FINE DI UN SOGNO...QUI SU MSN NON SIETE ABBASTANZA ATTIVI, QUINDI QUESTO BLOG E' DIVENTATO UN FORUM SU GIOVANI.IT
ADDIO, LA CAPA!
1月27日

mtv&brit

su mtv fanno le classifiche tematiche tipo classifiche divise per genere o in base a caratteristiche dei video ecc...un'idea molto carina...si.ma fatela bene!!!!
allora ieri c'era la classifica brit-rock, benissimo, da2anni a questa parte ascolto brit quindi mi sono fatta un pò le ossa. purtroppo non ho visto le posizioni 10, 9, 8.
7- kaiser chiefs "everyday i love you less and less"
6- editors "all sparks"
5- stereophonics "maybe tomorrow"
4- razorlight "america"
3- placebo "song to say goodbye"
2- oasis "don't look back in anger"
1- muse "starlight"
 
cioè...no. non è possibile.
 
ma come si fa dico io a mettere alla uno la canzone più brutta che i muse abbiano mai fatto?! con che logica???
partendo dal presupposto che mi auguro che abbiano messo killers,travis e babyshambles nelle posizioni che mi mancano, ma in ogni caso il brit me lo fai rappresentare dai muse o dai placebo?? per quanto possa amare sti due gruppi, però non si fa...il brit va oltre all'appartenenza ad un luogo..
9月16日

NOVASTAR*

in definitiva posso dire che promuovo i kooks...non importa se come dice davide "li passano pure su radio dj". ci piacciono e parecchio.
seconda cosa: mai sottovalutare un gruppetto molto chic, nordico, con un primo singolo eccelletente. purtroppo io -in un primo momento- li ho sottovalutati.

[Dati di analisi del layout dei documenti]
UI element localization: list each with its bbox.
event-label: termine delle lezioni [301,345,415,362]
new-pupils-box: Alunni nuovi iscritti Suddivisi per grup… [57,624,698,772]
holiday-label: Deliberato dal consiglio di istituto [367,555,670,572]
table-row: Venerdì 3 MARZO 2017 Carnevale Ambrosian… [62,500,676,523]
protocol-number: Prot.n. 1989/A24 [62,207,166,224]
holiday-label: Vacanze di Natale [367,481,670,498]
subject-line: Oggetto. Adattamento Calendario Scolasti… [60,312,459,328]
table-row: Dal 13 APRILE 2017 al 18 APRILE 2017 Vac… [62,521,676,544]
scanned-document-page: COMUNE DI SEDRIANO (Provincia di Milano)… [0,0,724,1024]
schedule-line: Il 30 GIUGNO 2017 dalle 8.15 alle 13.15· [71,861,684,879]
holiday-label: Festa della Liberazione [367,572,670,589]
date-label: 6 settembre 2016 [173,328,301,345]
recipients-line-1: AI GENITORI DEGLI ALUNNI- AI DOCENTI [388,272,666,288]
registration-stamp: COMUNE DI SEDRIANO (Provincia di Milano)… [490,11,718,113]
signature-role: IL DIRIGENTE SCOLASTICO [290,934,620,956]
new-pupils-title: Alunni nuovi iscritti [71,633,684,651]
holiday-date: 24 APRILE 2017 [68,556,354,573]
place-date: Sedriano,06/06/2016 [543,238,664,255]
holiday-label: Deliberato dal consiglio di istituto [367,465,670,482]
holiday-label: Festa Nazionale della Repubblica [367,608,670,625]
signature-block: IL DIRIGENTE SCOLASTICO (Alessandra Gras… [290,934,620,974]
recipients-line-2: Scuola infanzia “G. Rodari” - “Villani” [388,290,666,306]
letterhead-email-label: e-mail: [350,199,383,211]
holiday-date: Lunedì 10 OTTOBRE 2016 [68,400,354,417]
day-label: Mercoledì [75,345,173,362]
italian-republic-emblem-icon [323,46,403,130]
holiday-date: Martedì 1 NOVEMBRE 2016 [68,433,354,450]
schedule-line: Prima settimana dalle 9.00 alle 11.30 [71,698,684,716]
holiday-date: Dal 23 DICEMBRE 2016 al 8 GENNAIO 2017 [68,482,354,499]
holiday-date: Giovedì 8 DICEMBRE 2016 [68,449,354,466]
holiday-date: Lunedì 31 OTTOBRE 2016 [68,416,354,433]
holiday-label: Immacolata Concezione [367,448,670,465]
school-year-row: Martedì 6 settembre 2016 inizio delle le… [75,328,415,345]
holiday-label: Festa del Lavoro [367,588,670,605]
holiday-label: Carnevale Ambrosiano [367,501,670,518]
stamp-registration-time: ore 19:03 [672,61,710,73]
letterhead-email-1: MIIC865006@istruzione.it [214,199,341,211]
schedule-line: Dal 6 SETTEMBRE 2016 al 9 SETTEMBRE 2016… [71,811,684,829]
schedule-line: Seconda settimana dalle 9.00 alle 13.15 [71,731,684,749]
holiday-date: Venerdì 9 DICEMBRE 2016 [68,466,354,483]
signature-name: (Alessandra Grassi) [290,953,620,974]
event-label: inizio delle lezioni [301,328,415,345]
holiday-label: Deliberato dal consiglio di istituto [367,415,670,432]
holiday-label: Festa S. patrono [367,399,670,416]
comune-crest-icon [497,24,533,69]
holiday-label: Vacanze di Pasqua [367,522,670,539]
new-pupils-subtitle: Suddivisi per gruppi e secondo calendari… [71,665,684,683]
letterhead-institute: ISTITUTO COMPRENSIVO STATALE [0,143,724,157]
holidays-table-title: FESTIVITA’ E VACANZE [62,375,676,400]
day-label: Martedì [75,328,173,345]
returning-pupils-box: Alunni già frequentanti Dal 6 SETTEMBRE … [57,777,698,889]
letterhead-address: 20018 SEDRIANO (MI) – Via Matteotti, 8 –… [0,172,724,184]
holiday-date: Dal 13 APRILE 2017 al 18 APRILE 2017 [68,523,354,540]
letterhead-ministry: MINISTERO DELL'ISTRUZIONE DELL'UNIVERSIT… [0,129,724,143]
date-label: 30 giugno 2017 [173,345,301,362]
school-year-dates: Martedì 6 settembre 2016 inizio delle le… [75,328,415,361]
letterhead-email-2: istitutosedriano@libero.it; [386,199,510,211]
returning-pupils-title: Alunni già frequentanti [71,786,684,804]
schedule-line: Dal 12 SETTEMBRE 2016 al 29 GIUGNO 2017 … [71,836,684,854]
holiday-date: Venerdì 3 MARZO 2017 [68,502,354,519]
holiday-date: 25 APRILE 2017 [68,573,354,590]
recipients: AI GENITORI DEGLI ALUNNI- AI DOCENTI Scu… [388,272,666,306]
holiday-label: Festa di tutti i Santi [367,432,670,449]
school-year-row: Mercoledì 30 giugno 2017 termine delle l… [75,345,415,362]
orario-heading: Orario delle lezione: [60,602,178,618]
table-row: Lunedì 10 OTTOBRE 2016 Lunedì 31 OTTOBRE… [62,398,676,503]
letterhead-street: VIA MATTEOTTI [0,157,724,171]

SCOPO DEL COMPITO
Riassumi l'estratto del blog in due frasi.

SOLUZIONE SCRITTA
Il blog annuncia di essere diventato un forum su giovani.it perché su MSN i lettori non erano abbastanza attivi, e in un post critica la classifica brit-rock di MTV, che metteva al primo posto "Starlight" dei Muse, giudicata la canzone più brutta del gruppo. In un altro post chi scrive promuove i Kooks e avverte di non sottovalutare mai un gruppetto chic e nordico con un primo singolo eccellente.